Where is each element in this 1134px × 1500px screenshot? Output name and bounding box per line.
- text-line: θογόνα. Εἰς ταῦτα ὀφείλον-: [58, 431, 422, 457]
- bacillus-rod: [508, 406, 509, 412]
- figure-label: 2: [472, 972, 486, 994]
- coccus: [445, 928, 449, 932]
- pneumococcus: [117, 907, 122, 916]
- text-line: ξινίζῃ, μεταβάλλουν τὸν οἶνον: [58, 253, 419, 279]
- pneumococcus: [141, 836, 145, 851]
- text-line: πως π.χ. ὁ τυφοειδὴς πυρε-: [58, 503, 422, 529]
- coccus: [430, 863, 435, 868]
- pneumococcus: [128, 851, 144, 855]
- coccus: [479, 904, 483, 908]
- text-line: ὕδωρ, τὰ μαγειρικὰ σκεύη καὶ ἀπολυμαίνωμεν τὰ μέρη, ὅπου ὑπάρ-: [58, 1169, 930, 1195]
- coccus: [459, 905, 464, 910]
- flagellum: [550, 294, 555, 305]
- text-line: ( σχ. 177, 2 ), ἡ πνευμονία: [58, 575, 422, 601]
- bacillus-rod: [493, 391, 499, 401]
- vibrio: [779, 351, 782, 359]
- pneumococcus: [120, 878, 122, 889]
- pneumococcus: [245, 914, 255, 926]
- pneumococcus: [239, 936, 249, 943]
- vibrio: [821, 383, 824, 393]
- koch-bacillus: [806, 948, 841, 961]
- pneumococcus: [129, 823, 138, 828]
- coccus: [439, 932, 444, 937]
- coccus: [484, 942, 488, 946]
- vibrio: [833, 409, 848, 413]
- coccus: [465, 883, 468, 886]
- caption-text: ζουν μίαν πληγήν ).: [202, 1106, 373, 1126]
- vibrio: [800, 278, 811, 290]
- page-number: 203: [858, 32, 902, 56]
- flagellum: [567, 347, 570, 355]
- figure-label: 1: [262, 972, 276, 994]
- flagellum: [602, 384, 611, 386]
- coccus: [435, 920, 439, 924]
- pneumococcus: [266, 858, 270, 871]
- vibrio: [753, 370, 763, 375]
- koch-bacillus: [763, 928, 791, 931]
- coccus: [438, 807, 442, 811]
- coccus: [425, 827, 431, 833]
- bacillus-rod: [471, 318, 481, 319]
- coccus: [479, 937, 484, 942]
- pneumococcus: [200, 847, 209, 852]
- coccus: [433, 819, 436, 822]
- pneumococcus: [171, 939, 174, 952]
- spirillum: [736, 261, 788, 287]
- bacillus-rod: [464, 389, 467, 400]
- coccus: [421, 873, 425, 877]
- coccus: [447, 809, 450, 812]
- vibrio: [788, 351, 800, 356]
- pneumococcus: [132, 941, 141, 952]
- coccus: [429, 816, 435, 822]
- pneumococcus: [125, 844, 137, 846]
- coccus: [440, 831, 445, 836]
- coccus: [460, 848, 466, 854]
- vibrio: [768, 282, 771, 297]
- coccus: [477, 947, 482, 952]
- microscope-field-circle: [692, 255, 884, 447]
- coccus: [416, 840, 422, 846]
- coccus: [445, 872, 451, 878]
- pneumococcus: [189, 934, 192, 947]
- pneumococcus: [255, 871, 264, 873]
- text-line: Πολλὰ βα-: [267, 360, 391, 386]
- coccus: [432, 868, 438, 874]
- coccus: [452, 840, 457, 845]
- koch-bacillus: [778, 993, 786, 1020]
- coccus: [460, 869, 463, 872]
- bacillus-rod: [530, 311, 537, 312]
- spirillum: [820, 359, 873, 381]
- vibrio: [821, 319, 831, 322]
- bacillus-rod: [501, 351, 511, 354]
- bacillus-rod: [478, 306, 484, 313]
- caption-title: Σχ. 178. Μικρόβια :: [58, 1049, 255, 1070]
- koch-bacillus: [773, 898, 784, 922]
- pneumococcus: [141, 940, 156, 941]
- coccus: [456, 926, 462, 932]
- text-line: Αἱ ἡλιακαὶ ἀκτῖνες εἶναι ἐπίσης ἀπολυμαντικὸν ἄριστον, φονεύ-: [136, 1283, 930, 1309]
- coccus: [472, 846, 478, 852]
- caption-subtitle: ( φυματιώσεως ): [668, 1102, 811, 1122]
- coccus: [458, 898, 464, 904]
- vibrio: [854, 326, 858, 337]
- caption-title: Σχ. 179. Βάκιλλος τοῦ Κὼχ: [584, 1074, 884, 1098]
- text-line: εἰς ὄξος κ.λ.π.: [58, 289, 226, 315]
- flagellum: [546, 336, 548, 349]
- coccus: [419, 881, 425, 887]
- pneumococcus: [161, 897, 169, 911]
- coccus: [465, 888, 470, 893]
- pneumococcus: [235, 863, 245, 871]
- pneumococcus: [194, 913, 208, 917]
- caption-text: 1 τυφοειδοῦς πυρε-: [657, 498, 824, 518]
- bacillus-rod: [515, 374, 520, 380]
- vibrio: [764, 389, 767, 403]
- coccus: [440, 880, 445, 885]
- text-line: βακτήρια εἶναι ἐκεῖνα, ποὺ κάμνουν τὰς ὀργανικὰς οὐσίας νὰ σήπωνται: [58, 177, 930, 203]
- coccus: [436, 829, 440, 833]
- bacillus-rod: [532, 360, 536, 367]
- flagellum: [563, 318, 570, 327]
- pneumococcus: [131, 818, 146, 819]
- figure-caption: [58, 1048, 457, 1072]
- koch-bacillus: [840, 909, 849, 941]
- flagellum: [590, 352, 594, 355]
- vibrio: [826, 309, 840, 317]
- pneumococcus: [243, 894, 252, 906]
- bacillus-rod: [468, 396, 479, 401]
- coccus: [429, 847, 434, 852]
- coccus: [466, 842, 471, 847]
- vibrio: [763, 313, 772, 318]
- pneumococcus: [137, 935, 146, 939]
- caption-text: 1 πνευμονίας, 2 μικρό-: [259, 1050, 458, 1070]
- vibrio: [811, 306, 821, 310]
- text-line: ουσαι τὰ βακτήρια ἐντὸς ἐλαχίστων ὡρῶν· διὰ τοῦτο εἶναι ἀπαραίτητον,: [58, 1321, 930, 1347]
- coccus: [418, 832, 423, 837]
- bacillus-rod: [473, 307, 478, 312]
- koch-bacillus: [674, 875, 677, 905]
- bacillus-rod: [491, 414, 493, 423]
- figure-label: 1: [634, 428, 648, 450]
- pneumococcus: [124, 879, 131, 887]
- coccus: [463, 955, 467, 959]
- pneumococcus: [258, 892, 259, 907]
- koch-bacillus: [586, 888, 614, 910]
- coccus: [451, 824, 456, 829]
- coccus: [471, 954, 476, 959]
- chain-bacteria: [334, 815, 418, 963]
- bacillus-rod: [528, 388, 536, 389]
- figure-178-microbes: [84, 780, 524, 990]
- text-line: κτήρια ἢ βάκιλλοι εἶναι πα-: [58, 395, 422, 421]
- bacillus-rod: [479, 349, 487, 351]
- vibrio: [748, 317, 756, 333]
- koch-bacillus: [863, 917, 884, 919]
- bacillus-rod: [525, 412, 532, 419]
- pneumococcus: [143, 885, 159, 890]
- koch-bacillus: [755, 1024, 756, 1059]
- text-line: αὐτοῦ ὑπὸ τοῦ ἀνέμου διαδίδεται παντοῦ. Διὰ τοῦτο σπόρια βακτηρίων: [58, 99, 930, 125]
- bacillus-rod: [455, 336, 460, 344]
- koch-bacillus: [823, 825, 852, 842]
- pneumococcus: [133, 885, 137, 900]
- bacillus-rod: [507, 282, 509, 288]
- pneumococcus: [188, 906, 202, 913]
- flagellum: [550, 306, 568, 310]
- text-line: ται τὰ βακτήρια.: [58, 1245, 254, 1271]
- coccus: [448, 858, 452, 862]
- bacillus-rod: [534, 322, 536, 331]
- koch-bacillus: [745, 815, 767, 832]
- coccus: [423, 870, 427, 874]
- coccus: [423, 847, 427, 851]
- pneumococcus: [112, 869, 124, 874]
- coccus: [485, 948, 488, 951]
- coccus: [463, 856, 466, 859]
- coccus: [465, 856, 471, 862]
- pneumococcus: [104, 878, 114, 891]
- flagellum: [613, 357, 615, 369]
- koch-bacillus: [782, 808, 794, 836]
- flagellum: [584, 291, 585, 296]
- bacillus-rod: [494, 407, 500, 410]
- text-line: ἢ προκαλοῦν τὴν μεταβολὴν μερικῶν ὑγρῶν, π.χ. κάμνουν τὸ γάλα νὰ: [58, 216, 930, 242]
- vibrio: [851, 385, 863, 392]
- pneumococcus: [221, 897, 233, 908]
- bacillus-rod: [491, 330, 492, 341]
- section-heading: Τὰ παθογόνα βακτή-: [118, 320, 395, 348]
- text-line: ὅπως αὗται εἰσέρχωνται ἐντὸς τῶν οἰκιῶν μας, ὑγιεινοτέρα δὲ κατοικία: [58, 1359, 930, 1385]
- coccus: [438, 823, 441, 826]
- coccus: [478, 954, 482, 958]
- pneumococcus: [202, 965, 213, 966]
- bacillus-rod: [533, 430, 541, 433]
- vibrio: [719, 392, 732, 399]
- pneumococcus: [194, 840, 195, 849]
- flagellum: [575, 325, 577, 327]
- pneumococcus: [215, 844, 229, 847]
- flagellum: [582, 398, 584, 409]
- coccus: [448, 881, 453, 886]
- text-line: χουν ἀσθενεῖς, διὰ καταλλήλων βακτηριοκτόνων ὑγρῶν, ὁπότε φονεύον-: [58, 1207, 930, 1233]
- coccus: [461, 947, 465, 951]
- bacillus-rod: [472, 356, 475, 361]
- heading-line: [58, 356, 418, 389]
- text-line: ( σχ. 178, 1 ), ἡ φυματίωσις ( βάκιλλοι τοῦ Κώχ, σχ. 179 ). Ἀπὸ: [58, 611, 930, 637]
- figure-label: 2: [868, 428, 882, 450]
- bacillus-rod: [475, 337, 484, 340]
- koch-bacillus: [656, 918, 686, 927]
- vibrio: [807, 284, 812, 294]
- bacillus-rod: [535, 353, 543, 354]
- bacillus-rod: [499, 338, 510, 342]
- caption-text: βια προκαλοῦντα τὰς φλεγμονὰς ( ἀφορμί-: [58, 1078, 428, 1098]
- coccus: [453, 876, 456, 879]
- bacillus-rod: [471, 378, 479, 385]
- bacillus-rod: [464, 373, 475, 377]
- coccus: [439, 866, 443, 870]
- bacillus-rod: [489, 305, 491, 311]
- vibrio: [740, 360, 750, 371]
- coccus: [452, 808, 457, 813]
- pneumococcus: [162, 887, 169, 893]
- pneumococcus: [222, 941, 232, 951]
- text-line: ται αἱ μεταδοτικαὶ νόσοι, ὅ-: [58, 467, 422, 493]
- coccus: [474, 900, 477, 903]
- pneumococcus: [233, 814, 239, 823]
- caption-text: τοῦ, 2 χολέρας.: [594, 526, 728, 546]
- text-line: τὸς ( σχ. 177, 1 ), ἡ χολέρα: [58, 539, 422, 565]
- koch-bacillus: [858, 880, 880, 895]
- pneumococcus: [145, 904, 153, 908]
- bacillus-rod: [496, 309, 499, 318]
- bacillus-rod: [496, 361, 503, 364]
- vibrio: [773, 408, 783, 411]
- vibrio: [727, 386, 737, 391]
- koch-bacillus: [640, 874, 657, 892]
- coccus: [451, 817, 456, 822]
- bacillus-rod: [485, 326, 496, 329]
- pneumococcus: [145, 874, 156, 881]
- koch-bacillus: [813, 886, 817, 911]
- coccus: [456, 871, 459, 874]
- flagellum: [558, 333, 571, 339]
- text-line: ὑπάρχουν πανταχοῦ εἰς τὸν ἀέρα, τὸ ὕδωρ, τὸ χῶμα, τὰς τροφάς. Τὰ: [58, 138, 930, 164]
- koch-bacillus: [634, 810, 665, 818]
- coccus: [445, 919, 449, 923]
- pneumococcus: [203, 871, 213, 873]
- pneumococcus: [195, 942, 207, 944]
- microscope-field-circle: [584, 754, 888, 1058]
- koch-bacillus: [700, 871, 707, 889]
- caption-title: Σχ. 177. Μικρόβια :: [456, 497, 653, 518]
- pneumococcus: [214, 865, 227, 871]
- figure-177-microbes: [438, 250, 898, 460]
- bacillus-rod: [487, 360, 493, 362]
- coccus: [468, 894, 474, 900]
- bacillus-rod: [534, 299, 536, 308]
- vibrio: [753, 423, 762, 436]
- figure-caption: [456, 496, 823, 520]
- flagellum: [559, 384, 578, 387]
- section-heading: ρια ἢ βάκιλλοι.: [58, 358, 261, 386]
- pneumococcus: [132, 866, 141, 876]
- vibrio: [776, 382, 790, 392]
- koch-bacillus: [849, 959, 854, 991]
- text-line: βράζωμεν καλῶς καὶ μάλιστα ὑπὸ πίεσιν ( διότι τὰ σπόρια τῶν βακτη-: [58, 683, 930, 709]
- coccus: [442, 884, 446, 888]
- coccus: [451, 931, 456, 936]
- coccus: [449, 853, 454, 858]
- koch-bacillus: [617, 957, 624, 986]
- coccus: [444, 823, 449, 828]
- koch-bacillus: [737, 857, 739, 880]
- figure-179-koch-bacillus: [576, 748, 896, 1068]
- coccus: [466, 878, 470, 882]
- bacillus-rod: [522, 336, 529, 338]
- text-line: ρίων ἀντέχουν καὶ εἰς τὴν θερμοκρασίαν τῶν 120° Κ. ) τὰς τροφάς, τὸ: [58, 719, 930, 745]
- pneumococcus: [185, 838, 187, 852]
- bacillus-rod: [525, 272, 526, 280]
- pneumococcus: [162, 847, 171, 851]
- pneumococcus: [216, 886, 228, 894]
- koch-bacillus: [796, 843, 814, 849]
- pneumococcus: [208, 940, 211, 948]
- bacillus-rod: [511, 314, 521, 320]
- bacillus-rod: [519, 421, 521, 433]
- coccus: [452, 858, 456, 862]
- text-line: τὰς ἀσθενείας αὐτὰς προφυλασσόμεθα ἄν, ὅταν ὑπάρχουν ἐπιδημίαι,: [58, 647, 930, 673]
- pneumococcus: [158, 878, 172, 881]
#####
◆ Task goal:
All lines of the entries containing the string "section" must be shown in full.

◆ Problem solution:
- section-heading: Τὰ παθογόνα βακτή-: [118, 320, 395, 348]
- section-heading: ρια ἢ βάκιλλοι.: [58, 358, 261, 386]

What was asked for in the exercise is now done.